Goal of the exercise → Go through the lines below and copy each one that holds the string "forts".

##### Data section #####

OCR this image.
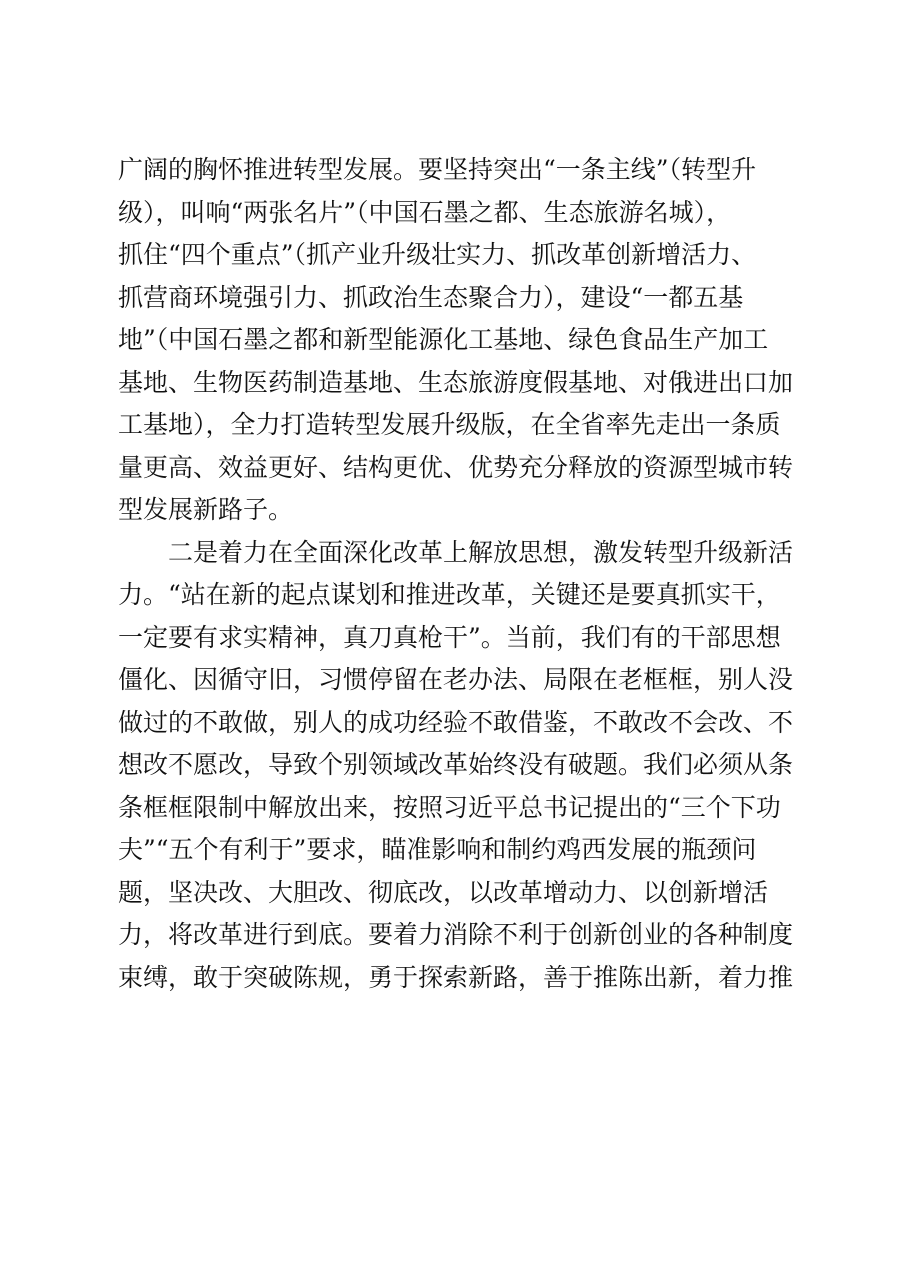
广阔的胸怀推进转型发展。要坚持突出“一条主线”（转型升
级），叫响“两张名片”（中国石墨之都、生态旅游名城），
抓住“四个重点”（抓产业升级壮实力、抓改革创新增活力、
抓营商环境强引力、抓政治生态聚合力），建设“一都五基
地”（中国石墨之都和新型能源化工基地、绿色食品生产加工
基地、生物医药制造基地、生态旅游度假基地、对俄进出口加
工基地），全力打造转型发展升级版，在全省率先走出一条质
量更高、效益更好、结构更优、优势充分释放的资源型城市转
型发展新路子。
　　二是着力在全面深化改革上解放思想，激发转型升级新活
力。“站在新的起点谋划和推进改革，关键还是要真抓实干，
一定要有求实精神，真刀真枪干”。当前，我们有的干部思想
僵化、因循守旧，习惯停留在老办法、局限在老框框，别人没
做过的不敢做，别人的成功经验不敢借鉴，不敢改不会改、不
想改不愿改，导致个别领域改革始终没有破题。我们必须从条
条框框限制中解放出来，按照习近平总书记提出的“三个下功
夫”“五个有利于”要求，瞄准影响和制约鸡西发展的瓶颈问
题，坚决改、大胆改、彻底改，以改革增动力、以创新增活
力，将改革进行到底。要着力消除不利于创新创业的各种制度
束缚，敢于突破陈规，勇于探索新路，善于推陈出新，着力推
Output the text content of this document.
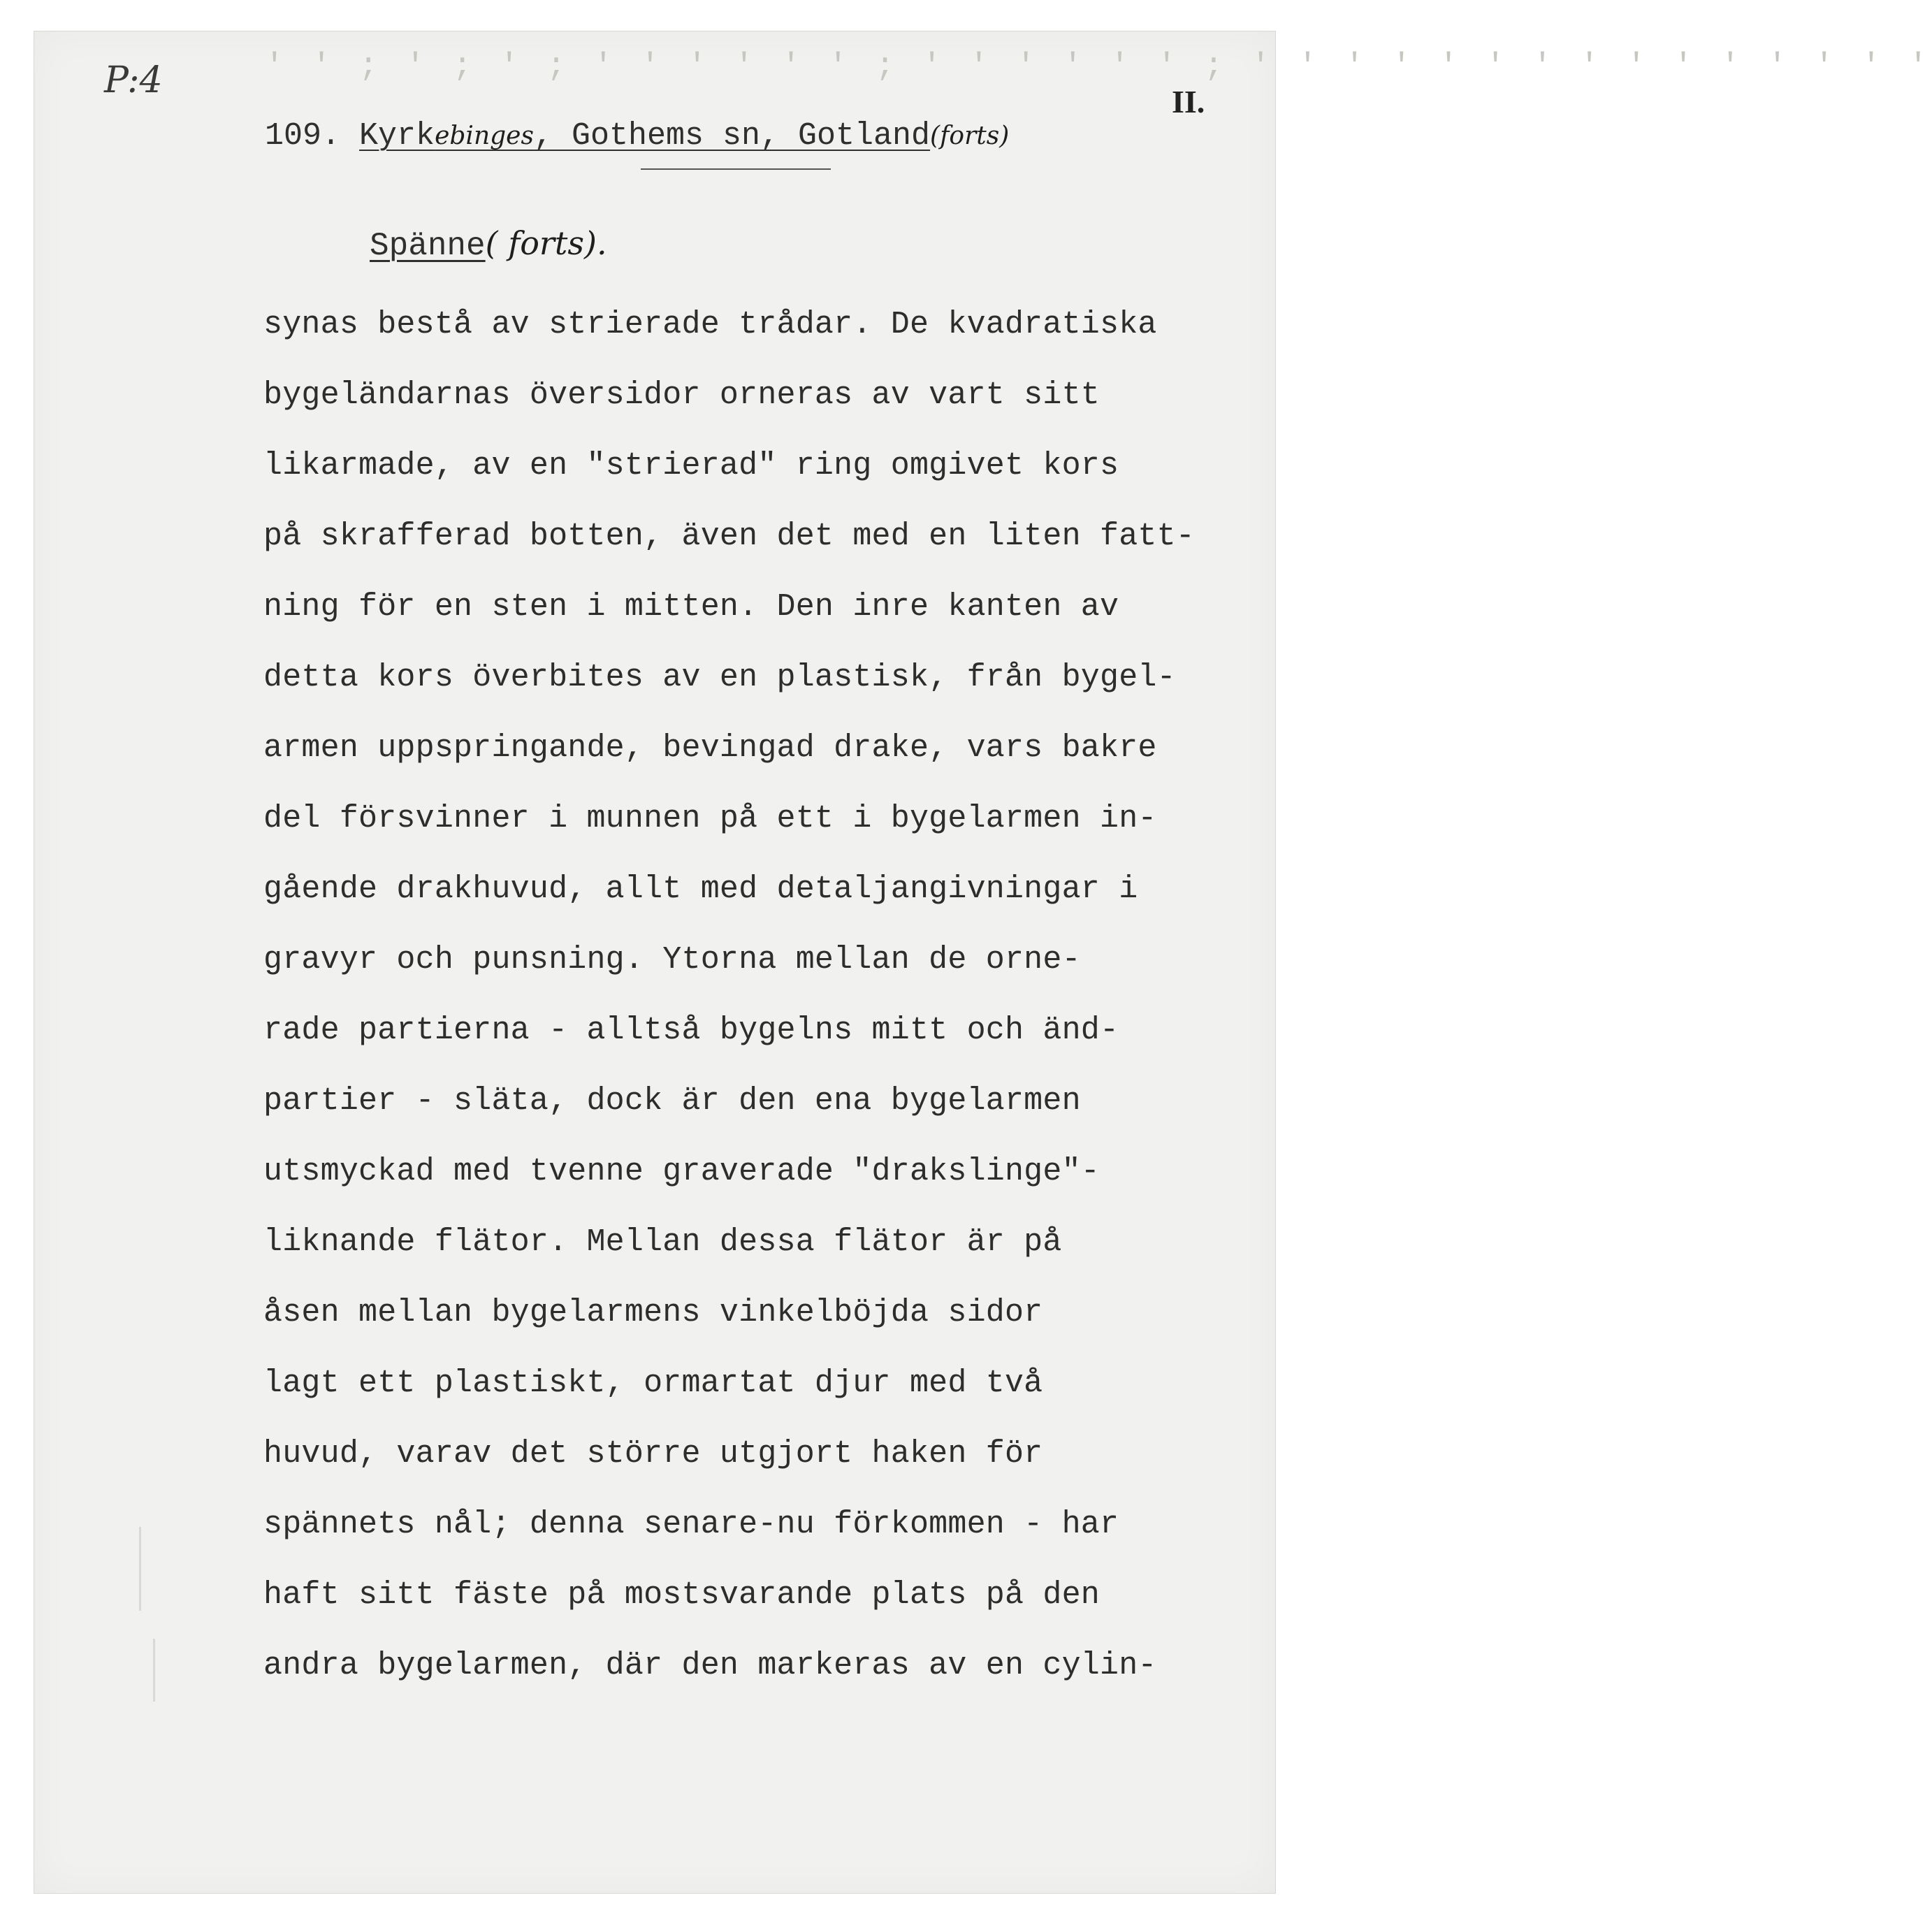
' ' ; ' ; ' ; ' ' ' ' ' ' ; ' ' ' ' ' ' ; ' ' ' ' ' ' ' ' ' ' ' ' ' ' '
P:4
II.
109. Kyrkebinges, Gothems sn, Gotland(forts)
Spänne( forts).
synas bestå av strierade trådar. De kvadratiska
bygeländarnas översidor orneras av vart sitt
likarmade, av en "strierad" ring omgivet kors
på skrafferad botten, även det med en liten fatt-
ning för en sten i mitten. Den inre kanten av
detta kors överbites av en plastisk, från bygel-
armen uppspringande, bevingad drake, vars bakre
del försvinner i munnen på ett i bygelarmen in-
gående drakhuvud, allt med detaljangivningar i
gravyr och punsning. Ytorna mellan de orne-
rade partierna - alltså bygelns mitt och änd-
partier - släta, dock är den ena bygelarmen
utsmyckad med tvenne graverade "drakslinge"-
liknande flätor. Mellan dessa flätor är på
åsen mellan bygelarmens vinkelböjda sidor
lagt ett plastiskt, ormartat djur med två
huvud, varav det större utgjort haken för
spännets nål; denna senare-nu förkommen - har
haft sitt fäste på mostsvarande plats på den
andra bygelarmen, där den markeras av en cylin-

#####

Finished task →
109. Kyrkebinges, Gothems sn, Gotland(forts)
Spänne( forts).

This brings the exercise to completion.